**Exercise requirements:**
Take every line that has the string "content" and copy it out.
---
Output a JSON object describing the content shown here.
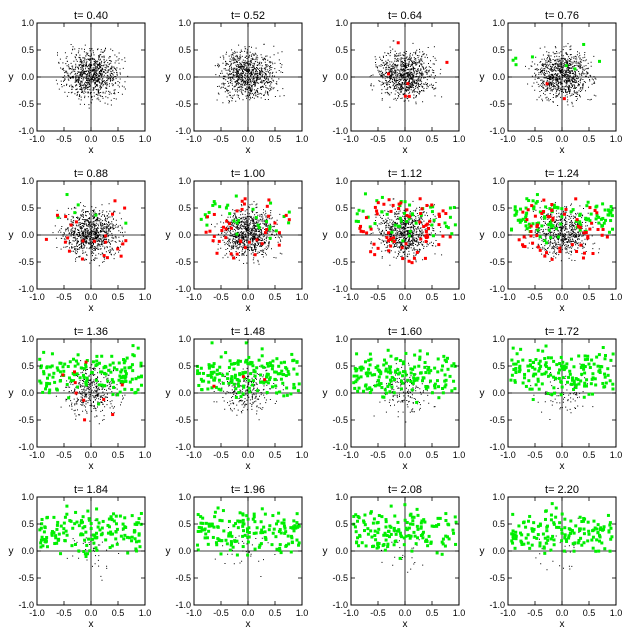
{
  "figure": {
    "layout": "4x4 grid of scatter snapshots",
    "colors": {
      "background_points": "#000000",
      "red_points": "#ff0000",
      "green_points": "#00ee00",
      "axes": "#000000"
    }
  },
  "chart_data": [
    {
      "type": "scatter",
      "title": "t= 0.40",
      "xlabel": "x",
      "ylabel": "y",
      "xlim": [
        -1,
        1
      ],
      "ylim": [
        -1,
        1
      ],
      "xticks": [
        "-1.0",
        "-0.5",
        "0.0",
        "0.5",
        "1.0"
      ],
      "yticks": [
        "-1.0",
        "-0.5",
        "0.0",
        "0.5",
        "1.0"
      ],
      "grid": false,
      "black_density": 1.0,
      "red_count": 0,
      "green_count": 0
    },
    {
      "type": "scatter",
      "title": "t= 0.52",
      "xlabel": "x",
      "ylabel": "y",
      "xlim": [
        -1,
        1
      ],
      "ylim": [
        -1,
        1
      ],
      "xticks": [
        "-1.0",
        "-0.5",
        "0.0",
        "0.5",
        "1.0"
      ],
      "yticks": [
        "-1.0",
        "-0.5",
        "0.0",
        "0.5",
        "1.0"
      ],
      "grid": false,
      "black_density": 1.0,
      "red_count": 0,
      "green_count": 0
    },
    {
      "type": "scatter",
      "title": "t= 0.64",
      "xlabel": "x",
      "ylabel": "y",
      "xlim": [
        -1,
        1
      ],
      "ylim": [
        -1,
        1
      ],
      "xticks": [
        "-1.0",
        "-0.5",
        "0.0",
        "0.5",
        "1.0"
      ],
      "yticks": [
        "-1.0",
        "-0.5",
        "0.0",
        "0.5",
        "1.0"
      ],
      "grid": false,
      "black_density": 1.0,
      "red_count": 6,
      "green_count": 0
    },
    {
      "type": "scatter",
      "title": "t= 0.76",
      "xlabel": "x",
      "ylabel": "y",
      "xlim": [
        -1,
        1
      ],
      "ylim": [
        -1,
        1
      ],
      "xticks": [
        "-1.0",
        "-0.5",
        "0.0",
        "0.5",
        "1.0"
      ],
      "yticks": [
        "-1.0",
        "-0.5",
        "0.0",
        "0.5",
        "1.0"
      ],
      "grid": false,
      "black_density": 1.0,
      "red_count": 2,
      "green_count": 8
    },
    {
      "type": "scatter",
      "title": "t= 0.88",
      "xlabel": "x",
      "ylabel": "y",
      "xlim": [
        -1,
        1
      ],
      "ylim": [
        -1,
        1
      ],
      "xticks": [
        "-1.0",
        "-0.5",
        "0.0",
        "0.5",
        "1.0"
      ],
      "yticks": [
        "-1.0",
        "-0.5",
        "0.0",
        "0.5",
        "1.0"
      ],
      "grid": false,
      "black_density": 1.0,
      "red_count": 22,
      "green_count": 6
    },
    {
      "type": "scatter",
      "title": "t= 1.00",
      "xlabel": "x",
      "ylabel": "y",
      "xlim": [
        -1,
        1
      ],
      "ylim": [
        -1,
        1
      ],
      "xticks": [
        "-1.0",
        "-0.5",
        "0.0",
        "0.5",
        "1.0"
      ],
      "yticks": [
        "-1.0",
        "-0.5",
        "0.0",
        "0.5",
        "1.0"
      ],
      "grid": false,
      "black_density": 0.95,
      "red_count": 40,
      "green_count": 30
    },
    {
      "type": "scatter",
      "title": "t= 1.12",
      "xlabel": "x",
      "ylabel": "y",
      "xlim": [
        -1,
        1
      ],
      "ylim": [
        -1,
        1
      ],
      "xticks": [
        "-1.0",
        "-0.5",
        "0.0",
        "0.5",
        "1.0"
      ],
      "yticks": [
        "-1.0",
        "-0.5",
        "0.0",
        "0.5",
        "1.0"
      ],
      "grid": false,
      "black_density": 0.85,
      "red_count": 70,
      "green_count": 50
    },
    {
      "type": "scatter",
      "title": "t= 1.24",
      "xlabel": "x",
      "ylabel": "y",
      "xlim": [
        -1,
        1
      ],
      "ylim": [
        -1,
        1
      ],
      "xticks": [
        "-1.0",
        "-0.5",
        "0.0",
        "0.5",
        "1.0"
      ],
      "yticks": [
        "-1.0",
        "-0.5",
        "0.0",
        "0.5",
        "1.0"
      ],
      "grid": false,
      "black_density": 0.7,
      "red_count": 60,
      "green_count": 110
    },
    {
      "type": "scatter",
      "title": "t= 1.36",
      "xlabel": "x",
      "ylabel": "y",
      "xlim": [
        -1,
        1
      ],
      "ylim": [
        -1,
        1
      ],
      "xticks": [
        "-1.0",
        "-0.5",
        "0.0",
        "0.5",
        "1.0"
      ],
      "yticks": [
        "-1.0",
        "-0.5",
        "0.0",
        "0.5",
        "1.0"
      ],
      "grid": false,
      "black_density": 0.45,
      "red_count": 10,
      "green_count": 150
    },
    {
      "type": "scatter",
      "title": "t= 1.48",
      "xlabel": "x",
      "ylabel": "y",
      "xlim": [
        -1,
        1
      ],
      "ylim": [
        -1,
        1
      ],
      "xticks": [
        "-1.0",
        "-0.5",
        "0.0",
        "0.5",
        "1.0"
      ],
      "yticks": [
        "-1.0",
        "-0.5",
        "0.0",
        "0.5",
        "1.0"
      ],
      "grid": false,
      "black_density": 0.3,
      "red_count": 3,
      "green_count": 170
    },
    {
      "type": "scatter",
      "title": "t= 1.60",
      "xlabel": "x",
      "ylabel": "y",
      "xlim": [
        -1,
        1
      ],
      "ylim": [
        -1,
        1
      ],
      "xticks": [
        "-1.0",
        "-0.5",
        "0.0",
        "0.5",
        "1.0"
      ],
      "yticks": [
        "-1.0",
        "-0.5",
        "0.0",
        "0.5",
        "1.0"
      ],
      "grid": false,
      "black_density": 0.18,
      "red_count": 0,
      "green_count": 170
    },
    {
      "type": "scatter",
      "title": "t= 1.72",
      "xlabel": "x",
      "ylabel": "y",
      "xlim": [
        -1,
        1
      ],
      "ylim": [
        -1,
        1
      ],
      "xticks": [
        "-1.0",
        "-0.5",
        "0.0",
        "0.5",
        "1.0"
      ],
      "yticks": [
        "-1.0",
        "-0.5",
        "0.0",
        "0.5",
        "1.0"
      ],
      "grid": false,
      "black_density": 0.1,
      "red_count": 0,
      "green_count": 170
    },
    {
      "type": "scatter",
      "title": "t= 1.84",
      "xlabel": "x",
      "ylabel": "y",
      "xlim": [
        -1,
        1
      ],
      "ylim": [
        -1,
        1
      ],
      "xticks": [
        "-1.0",
        "-0.5",
        "0.0",
        "0.5",
        "1.0"
      ],
      "yticks": [
        "-1.0",
        "-0.5",
        "0.0",
        "0.5",
        "1.0"
      ],
      "grid": false,
      "black_density": 0.05,
      "red_count": 0,
      "green_count": 160
    },
    {
      "type": "scatter",
      "title": "t= 1.96",
      "xlabel": "x",
      "ylabel": "y",
      "xlim": [
        -1,
        1
      ],
      "ylim": [
        -1,
        1
      ],
      "xticks": [
        "-1.0",
        "-0.5",
        "0.0",
        "0.5",
        "1.0"
      ],
      "yticks": [
        "-1.0",
        "-0.5",
        "0.0",
        "0.5",
        "1.0"
      ],
      "grid": false,
      "black_density": 0.04,
      "red_count": 0,
      "green_count": 160
    },
    {
      "type": "scatter",
      "title": "t= 2.08",
      "xlabel": "x",
      "ylabel": "y",
      "xlim": [
        -1,
        1
      ],
      "ylim": [
        -1,
        1
      ],
      "xticks": [
        "-1.0",
        "-0.5",
        "0.0",
        "0.5",
        "1.0"
      ],
      "yticks": [
        "-1.0",
        "-0.5",
        "0.0",
        "0.5",
        "1.0"
      ],
      "grid": false,
      "black_density": 0.03,
      "red_count": 0,
      "green_count": 150
    },
    {
      "type": "scatter",
      "title": "t= 2.20",
      "xlabel": "x",
      "ylabel": "y",
      "xlim": [
        -1,
        1
      ],
      "ylim": [
        -1,
        1
      ],
      "xticks": [
        "-1.0",
        "-0.5",
        "0.0",
        "0.5",
        "1.0"
      ],
      "yticks": [
        "-1.0",
        "-0.5",
        "0.0",
        "0.5",
        "1.0"
      ],
      "grid": false,
      "black_density": 0.03,
      "red_count": 0,
      "green_count": 150
    }
  ]
}
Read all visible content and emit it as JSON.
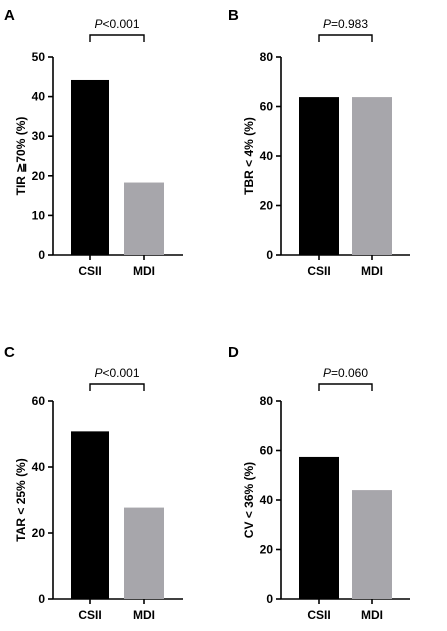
{
  "chart_data": [
    {
      "panel": "A",
      "type": "bar",
      "categories": [
        "CSII",
        "MDI"
      ],
      "values": [
        44.2,
        18.3
      ],
      "colors": [
        "#000000",
        "#a7a6ab"
      ],
      "ylabel": "TIR ≧70% (%)",
      "ylim": [
        0,
        50
      ],
      "yticks": [
        0,
        10,
        20,
        30,
        40,
        50
      ],
      "p_prefix": "P",
      "p_value": "<0.001"
    },
    {
      "panel": "B",
      "type": "bar",
      "categories": [
        "CSII",
        "MDI"
      ],
      "values": [
        63.8,
        63.8
      ],
      "colors": [
        "#000000",
        "#a7a6ab"
      ],
      "ylabel": "TBR < 4% (%)",
      "ylim": [
        0,
        80
      ],
      "yticks": [
        0,
        20,
        40,
        60,
        80
      ],
      "p_prefix": "P",
      "p_value": "=0.983"
    },
    {
      "panel": "C",
      "type": "bar",
      "categories": [
        "CSII",
        "MDI"
      ],
      "values": [
        50.8,
        27.7
      ],
      "colors": [
        "#000000",
        "#a7a6ab"
      ],
      "ylabel": "TAR < 25% (%)",
      "ylim": [
        0,
        60
      ],
      "yticks": [
        0,
        20,
        40,
        60
      ],
      "p_prefix": "P",
      "p_value": "<0.001"
    },
    {
      "panel": "D",
      "type": "bar",
      "categories": [
        "CSII",
        "MDI"
      ],
      "values": [
        57.4,
        44.0
      ],
      "colors": [
        "#000000",
        "#a7a6ab"
      ],
      "ylabel": "CV < 36% (%)",
      "ylim": [
        0,
        80
      ],
      "yticks": [
        0,
        20,
        40,
        60,
        80
      ],
      "p_prefix": "P",
      "p_value": "=0.060"
    }
  ]
}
---
**Task result:**
Output a JSON object describing the content shown here.
Read all visible content and emit it as JSON.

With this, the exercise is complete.